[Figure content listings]

begin

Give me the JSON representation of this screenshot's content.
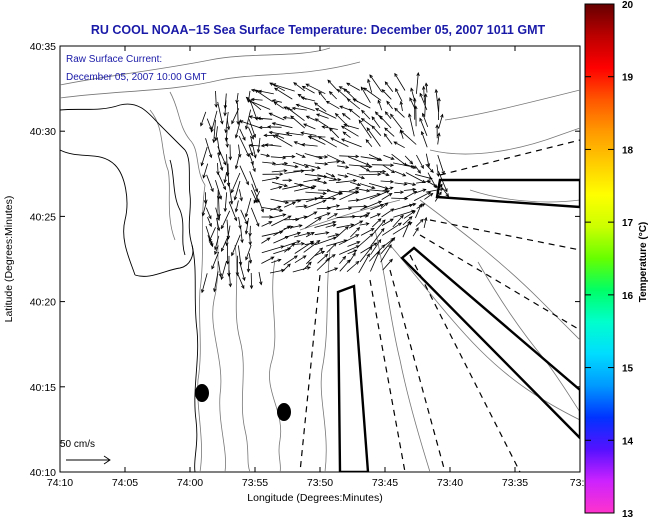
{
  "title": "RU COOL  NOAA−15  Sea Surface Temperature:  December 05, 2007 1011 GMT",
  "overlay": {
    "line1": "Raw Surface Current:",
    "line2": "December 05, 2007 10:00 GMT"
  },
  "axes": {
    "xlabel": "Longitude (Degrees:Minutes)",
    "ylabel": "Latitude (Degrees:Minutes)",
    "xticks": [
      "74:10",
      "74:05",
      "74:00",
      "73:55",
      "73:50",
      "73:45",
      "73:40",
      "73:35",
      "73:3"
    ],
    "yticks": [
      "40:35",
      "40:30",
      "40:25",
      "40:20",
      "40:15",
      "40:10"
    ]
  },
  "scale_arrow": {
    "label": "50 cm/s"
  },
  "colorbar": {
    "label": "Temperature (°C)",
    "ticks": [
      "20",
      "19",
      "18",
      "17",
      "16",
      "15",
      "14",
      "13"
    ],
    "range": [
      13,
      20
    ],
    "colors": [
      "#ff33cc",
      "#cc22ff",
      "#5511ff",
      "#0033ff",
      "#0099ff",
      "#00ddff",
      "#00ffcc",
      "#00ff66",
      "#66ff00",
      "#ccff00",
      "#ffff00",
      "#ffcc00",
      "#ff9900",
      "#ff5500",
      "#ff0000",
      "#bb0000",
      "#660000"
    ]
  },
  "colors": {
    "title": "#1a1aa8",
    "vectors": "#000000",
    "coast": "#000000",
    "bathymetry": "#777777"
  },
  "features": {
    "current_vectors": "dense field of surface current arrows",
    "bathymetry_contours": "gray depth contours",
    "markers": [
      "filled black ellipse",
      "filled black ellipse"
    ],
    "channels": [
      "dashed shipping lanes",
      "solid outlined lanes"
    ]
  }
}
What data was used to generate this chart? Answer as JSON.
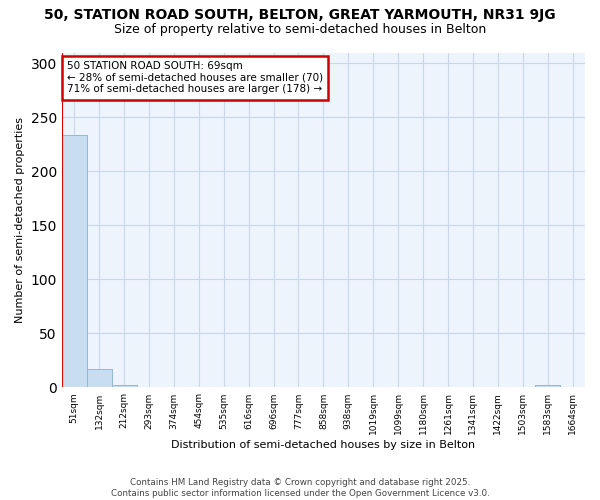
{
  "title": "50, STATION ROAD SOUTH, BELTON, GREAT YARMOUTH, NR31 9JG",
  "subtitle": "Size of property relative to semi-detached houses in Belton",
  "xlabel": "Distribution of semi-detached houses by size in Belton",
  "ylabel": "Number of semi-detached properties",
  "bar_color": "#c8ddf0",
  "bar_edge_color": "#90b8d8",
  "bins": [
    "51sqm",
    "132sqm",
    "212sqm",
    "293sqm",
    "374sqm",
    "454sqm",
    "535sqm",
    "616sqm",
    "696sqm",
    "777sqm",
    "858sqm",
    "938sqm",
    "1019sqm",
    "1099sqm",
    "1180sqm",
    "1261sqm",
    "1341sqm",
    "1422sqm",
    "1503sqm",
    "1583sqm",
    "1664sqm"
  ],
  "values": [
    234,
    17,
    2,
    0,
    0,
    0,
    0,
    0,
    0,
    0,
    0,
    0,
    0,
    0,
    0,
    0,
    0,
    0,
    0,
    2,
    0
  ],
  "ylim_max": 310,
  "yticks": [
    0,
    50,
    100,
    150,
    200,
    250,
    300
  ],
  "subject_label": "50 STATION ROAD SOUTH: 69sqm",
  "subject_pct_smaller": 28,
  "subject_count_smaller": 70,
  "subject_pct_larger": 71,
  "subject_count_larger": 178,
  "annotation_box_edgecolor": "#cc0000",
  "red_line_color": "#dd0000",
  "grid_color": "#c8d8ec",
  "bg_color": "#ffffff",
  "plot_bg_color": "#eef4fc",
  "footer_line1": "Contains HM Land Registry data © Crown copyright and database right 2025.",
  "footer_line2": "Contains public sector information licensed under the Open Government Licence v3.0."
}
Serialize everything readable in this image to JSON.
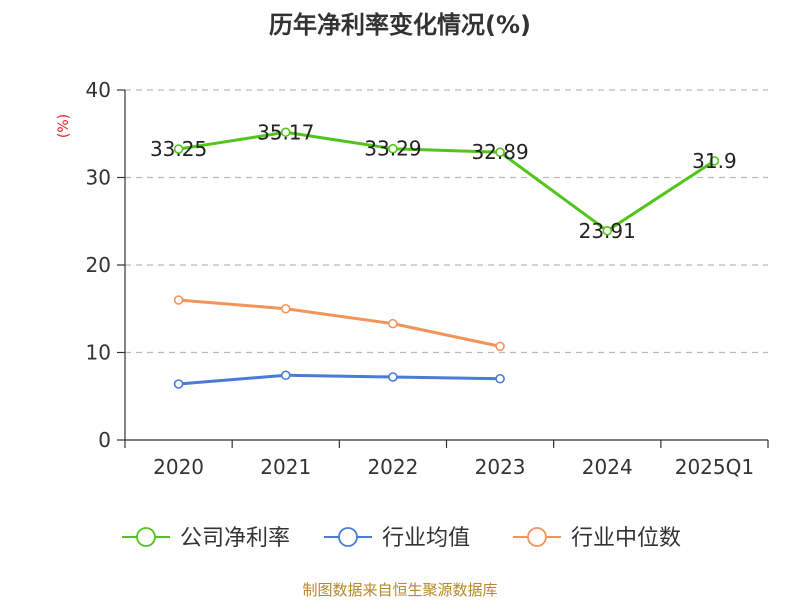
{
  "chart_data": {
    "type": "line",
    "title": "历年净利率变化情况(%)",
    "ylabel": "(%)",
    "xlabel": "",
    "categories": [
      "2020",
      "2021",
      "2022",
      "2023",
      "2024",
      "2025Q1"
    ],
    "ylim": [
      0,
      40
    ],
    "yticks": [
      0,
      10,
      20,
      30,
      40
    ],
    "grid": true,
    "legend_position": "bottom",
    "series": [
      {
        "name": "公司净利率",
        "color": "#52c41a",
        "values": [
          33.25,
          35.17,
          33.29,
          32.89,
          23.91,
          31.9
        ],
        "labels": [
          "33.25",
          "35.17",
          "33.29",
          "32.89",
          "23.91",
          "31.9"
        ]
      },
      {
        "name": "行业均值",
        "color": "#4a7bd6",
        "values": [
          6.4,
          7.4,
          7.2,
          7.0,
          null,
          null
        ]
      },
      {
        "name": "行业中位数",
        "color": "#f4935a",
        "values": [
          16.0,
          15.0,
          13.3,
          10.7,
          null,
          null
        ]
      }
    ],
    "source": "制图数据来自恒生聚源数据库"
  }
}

end
begin

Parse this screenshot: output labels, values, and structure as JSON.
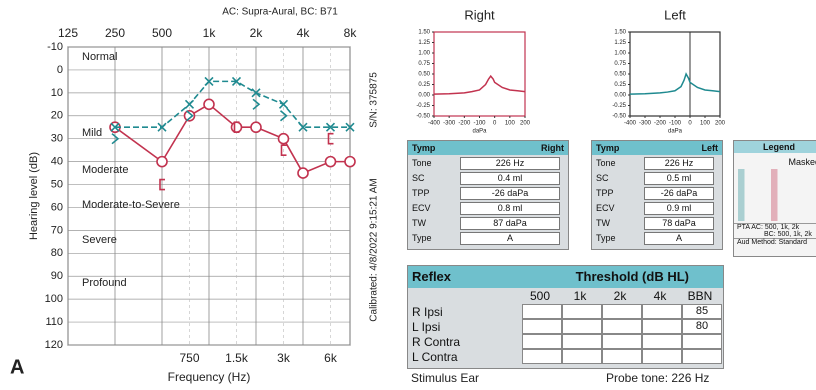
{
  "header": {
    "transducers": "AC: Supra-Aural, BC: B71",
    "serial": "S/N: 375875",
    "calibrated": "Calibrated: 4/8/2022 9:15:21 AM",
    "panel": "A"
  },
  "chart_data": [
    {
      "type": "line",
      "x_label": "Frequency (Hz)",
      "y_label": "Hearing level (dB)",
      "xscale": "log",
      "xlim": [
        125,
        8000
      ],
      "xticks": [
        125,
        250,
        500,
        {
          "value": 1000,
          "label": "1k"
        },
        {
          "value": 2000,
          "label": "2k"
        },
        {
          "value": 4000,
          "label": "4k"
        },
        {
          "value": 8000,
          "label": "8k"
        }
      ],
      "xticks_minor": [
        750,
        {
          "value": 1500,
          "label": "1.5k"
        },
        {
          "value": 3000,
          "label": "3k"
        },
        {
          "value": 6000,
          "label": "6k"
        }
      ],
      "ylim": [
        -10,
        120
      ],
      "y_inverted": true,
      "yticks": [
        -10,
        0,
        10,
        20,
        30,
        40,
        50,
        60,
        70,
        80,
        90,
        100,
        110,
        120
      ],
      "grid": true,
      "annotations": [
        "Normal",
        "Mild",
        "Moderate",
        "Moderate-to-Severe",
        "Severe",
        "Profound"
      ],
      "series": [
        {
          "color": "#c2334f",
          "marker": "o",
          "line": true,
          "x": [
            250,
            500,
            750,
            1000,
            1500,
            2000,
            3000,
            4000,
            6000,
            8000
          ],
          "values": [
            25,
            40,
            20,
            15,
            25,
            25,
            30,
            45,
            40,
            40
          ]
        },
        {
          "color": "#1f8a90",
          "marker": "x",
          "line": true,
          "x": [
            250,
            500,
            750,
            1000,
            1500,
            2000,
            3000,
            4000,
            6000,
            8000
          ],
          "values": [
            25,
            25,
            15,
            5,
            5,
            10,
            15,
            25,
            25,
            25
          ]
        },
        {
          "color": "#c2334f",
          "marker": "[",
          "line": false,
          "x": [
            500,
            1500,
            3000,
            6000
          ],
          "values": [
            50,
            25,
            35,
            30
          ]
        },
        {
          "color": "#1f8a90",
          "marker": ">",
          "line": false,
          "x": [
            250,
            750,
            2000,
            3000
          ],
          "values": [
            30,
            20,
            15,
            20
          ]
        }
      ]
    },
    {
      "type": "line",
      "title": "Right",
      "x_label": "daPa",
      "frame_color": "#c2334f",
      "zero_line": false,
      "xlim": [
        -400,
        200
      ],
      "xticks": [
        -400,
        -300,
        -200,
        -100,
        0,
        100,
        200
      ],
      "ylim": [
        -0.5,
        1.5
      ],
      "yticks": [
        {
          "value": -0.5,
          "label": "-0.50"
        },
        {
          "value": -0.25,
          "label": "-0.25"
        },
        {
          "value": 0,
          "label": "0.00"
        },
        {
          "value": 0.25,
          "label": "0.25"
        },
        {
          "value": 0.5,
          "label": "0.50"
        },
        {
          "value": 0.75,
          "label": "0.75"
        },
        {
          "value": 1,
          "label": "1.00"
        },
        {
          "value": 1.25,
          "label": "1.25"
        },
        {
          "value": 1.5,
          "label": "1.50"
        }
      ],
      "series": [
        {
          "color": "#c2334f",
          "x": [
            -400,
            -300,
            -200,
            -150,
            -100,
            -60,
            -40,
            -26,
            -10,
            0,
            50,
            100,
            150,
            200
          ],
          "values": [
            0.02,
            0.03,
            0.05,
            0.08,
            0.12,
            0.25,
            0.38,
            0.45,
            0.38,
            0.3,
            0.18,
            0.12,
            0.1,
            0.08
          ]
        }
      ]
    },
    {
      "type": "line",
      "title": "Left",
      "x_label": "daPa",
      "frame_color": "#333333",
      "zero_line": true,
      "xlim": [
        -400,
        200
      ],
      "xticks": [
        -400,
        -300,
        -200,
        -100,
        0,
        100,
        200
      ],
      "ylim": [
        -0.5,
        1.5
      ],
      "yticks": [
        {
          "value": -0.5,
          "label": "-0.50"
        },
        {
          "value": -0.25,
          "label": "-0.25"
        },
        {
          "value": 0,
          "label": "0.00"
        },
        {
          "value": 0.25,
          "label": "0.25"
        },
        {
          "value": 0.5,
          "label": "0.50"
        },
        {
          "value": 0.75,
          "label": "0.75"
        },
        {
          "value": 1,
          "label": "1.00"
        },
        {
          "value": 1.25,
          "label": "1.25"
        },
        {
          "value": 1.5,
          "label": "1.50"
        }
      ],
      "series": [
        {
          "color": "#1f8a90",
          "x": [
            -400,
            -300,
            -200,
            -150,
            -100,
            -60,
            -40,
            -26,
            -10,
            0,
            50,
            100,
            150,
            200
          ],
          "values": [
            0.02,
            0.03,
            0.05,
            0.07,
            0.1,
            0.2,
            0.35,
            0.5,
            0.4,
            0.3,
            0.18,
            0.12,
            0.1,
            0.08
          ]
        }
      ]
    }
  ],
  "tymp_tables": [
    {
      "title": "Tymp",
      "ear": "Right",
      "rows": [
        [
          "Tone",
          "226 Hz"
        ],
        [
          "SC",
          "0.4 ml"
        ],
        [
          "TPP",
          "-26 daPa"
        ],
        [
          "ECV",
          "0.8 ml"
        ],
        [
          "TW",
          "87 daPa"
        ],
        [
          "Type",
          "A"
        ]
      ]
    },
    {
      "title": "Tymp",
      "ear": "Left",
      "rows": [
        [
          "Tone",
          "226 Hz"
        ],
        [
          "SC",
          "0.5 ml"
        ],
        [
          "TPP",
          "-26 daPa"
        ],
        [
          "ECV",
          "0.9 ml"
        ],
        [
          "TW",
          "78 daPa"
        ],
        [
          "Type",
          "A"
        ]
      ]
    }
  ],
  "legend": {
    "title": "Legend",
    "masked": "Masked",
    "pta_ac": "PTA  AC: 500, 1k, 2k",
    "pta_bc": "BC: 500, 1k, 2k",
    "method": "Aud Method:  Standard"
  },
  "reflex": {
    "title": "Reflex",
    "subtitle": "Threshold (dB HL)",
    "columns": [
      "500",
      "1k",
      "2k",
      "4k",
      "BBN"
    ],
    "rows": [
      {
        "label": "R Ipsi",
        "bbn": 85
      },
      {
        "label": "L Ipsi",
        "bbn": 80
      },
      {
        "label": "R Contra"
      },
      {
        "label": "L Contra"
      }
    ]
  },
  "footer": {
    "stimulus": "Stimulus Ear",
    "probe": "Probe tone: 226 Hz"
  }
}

end
begin

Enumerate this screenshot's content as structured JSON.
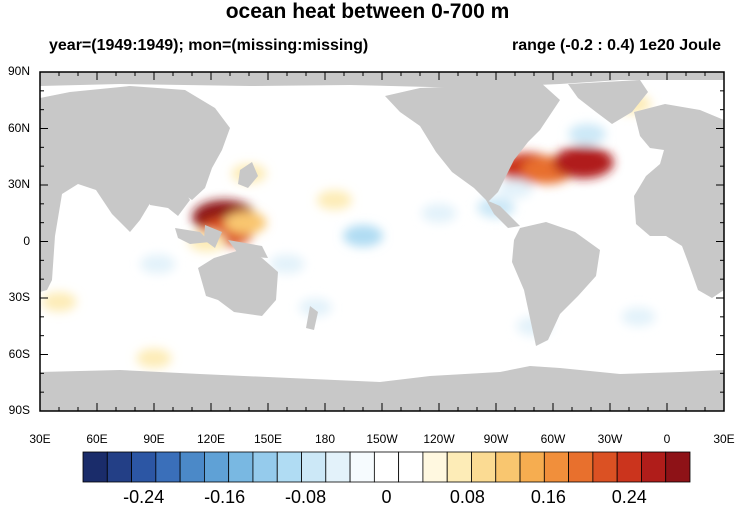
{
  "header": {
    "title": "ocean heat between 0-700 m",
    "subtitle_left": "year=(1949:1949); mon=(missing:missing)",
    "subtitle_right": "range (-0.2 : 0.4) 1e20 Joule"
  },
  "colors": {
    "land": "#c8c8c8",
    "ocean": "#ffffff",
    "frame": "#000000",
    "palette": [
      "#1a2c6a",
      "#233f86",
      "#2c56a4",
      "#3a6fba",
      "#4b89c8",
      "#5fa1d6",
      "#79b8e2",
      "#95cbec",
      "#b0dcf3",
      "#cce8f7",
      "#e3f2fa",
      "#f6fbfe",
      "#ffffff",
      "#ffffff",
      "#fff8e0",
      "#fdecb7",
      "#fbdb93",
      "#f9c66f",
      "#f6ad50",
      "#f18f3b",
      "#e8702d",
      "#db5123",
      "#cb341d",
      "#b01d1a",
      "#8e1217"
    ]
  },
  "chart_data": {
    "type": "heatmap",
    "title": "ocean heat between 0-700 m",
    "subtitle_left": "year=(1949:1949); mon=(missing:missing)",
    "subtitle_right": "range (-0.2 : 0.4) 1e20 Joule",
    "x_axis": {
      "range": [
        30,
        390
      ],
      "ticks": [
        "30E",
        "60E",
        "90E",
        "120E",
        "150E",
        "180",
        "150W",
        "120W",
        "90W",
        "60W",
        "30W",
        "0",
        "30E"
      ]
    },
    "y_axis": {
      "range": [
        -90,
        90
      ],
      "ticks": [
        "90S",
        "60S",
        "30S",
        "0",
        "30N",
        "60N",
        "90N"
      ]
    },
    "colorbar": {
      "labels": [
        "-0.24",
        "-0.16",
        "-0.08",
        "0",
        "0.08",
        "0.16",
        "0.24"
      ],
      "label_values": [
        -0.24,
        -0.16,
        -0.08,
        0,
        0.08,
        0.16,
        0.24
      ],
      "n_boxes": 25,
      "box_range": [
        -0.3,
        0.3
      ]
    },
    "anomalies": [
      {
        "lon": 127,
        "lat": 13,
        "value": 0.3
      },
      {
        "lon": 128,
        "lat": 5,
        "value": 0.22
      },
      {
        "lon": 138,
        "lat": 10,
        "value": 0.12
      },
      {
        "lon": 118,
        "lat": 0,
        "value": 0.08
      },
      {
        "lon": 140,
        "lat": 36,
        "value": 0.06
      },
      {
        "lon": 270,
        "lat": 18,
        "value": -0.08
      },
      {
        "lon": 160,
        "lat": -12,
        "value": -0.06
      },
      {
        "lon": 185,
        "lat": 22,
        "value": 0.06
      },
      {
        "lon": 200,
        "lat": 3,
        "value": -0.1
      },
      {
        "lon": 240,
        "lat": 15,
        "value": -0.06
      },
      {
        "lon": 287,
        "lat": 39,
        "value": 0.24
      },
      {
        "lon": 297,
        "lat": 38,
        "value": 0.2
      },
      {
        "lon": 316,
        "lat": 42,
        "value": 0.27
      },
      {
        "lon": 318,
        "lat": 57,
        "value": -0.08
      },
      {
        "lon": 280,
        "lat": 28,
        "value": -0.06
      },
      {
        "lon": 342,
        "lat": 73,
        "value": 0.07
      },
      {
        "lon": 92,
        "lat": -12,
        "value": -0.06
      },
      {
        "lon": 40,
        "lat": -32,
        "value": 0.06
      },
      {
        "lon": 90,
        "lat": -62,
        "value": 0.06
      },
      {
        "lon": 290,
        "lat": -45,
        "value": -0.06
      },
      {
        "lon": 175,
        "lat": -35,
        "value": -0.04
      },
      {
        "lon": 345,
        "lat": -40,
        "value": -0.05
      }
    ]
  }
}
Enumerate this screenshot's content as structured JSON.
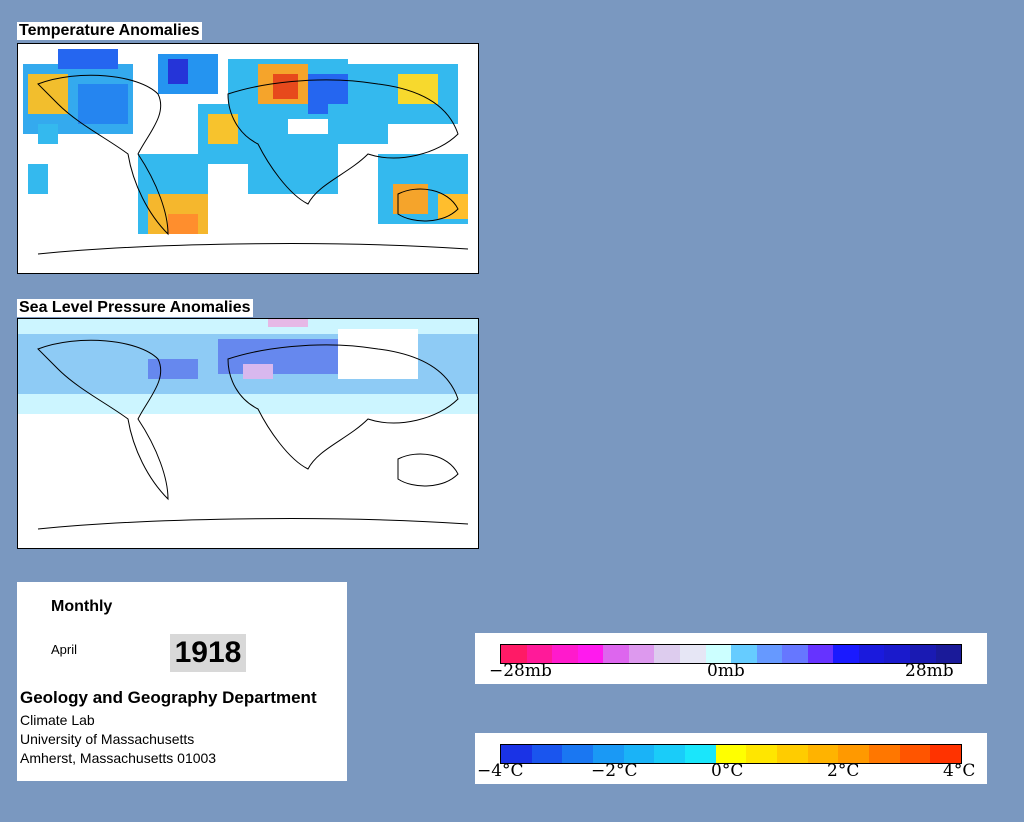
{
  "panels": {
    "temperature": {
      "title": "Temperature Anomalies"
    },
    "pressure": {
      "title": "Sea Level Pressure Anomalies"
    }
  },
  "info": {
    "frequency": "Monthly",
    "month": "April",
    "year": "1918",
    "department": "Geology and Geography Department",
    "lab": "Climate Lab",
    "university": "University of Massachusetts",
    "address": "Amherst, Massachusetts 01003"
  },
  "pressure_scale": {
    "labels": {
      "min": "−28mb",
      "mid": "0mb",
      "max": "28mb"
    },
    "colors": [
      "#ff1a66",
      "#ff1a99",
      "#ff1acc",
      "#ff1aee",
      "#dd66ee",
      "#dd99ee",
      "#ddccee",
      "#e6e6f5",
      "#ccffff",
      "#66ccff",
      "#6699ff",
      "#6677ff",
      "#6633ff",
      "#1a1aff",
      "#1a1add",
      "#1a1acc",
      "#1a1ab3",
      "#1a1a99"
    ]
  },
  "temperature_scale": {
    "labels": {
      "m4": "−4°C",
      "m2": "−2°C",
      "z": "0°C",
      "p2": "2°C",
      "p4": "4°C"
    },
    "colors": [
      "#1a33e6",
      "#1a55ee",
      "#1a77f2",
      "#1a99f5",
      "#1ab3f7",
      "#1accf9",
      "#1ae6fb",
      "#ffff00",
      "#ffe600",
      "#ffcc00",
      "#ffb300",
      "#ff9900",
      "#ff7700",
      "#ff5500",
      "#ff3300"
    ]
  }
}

end

The lines above form a set of records; determine how many of them contain the string "detached" and give that number alone.

3